>> begin Provided records
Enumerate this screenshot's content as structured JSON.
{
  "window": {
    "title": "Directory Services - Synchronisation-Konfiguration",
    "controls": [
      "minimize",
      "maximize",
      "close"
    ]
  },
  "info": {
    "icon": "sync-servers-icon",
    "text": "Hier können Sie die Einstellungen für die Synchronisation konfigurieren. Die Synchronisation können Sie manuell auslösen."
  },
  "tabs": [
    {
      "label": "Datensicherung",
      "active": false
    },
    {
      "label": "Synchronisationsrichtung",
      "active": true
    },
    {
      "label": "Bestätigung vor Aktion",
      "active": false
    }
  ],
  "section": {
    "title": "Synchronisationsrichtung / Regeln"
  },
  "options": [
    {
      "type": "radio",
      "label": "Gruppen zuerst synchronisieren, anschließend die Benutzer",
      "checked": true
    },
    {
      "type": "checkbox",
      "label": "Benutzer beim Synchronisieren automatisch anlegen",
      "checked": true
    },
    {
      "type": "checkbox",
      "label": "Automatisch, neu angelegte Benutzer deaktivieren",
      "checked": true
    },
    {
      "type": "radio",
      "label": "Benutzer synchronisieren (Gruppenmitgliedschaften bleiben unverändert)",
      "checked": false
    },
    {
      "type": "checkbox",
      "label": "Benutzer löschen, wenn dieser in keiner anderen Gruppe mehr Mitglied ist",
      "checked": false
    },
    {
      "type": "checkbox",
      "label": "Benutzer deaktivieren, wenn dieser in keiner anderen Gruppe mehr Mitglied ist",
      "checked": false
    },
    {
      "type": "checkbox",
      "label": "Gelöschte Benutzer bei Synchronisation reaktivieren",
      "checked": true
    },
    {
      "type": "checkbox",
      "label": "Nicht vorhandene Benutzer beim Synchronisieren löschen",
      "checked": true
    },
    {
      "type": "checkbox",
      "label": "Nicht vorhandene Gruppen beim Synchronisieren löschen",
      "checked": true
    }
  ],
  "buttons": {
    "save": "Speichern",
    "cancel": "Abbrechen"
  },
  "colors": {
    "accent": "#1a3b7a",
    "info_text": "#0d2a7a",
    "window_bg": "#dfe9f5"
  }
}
>> end Provided records
Your objective: The records above should be restated word for word, please.

Expected output:
Enumerate this screenshot's content as structured JSON.
{
  "window": {
    "title": "Directory Services - Synchronisation-Konfiguration",
    "controls": [
      "minimize",
      "maximize",
      "close"
    ]
  },
  "info": {
    "icon": "sync-servers-icon",
    "text": "Hier können Sie die Einstellungen für die Synchronisation konfigurieren. Die Synchronisation können Sie manuell auslösen."
  },
  "tabs": [
    {
      "label": "Datensicherung",
      "active": false
    },
    {
      "label": "Synchronisationsrichtung",
      "active": true
    },
    {
      "label": "Bestätigung vor Aktion",
      "active": false
    }
  ],
  "section": {
    "title": "Synchronisationsrichtung / Regeln"
  },
  "options": [
    {
      "type": "radio",
      "label": "Gruppen zuerst synchronisieren, anschließend die Benutzer",
      "checked": true
    },
    {
      "type": "checkbox",
      "label": "Benutzer beim Synchronisieren automatisch anlegen",
      "checked": true
    },
    {
      "type": "checkbox",
      "label": "Automatisch, neu angelegte Benutzer deaktivieren",
      "checked": true
    },
    {
      "type": "radio",
      "label": "Benutzer synchronisieren (Gruppenmitgliedschaften bleiben unverändert)",
      "checked": false
    },
    {
      "type": "checkbox",
      "label": "Benutzer löschen, wenn dieser in keiner anderen Gruppe mehr Mitglied ist",
      "checked": false
    },
    {
      "type": "checkbox",
      "label": "Benutzer deaktivieren, wenn dieser in keiner anderen Gruppe mehr Mitglied ist",
      "checked": false
    },
    {
      "type": "checkbox",
      "label": "Gelöschte Benutzer bei Synchronisation reaktivieren",
      "checked": true
    },
    {
      "type": "checkbox",
      "label": "Nicht vorhandene Benutzer beim Synchronisieren löschen",
      "checked": true
    },
    {
      "type": "checkbox",
      "label": "Nicht vorhandene Gruppen beim Synchronisieren löschen",
      "checked": true
    }
  ],
  "buttons": {
    "save": "Speichern",
    "cancel": "Abbrechen"
  },
  "colors": {
    "accent": "#1a3b7a",
    "info_text": "#0d2a7a",
    "window_bg": "#dfe9f5"
  }
}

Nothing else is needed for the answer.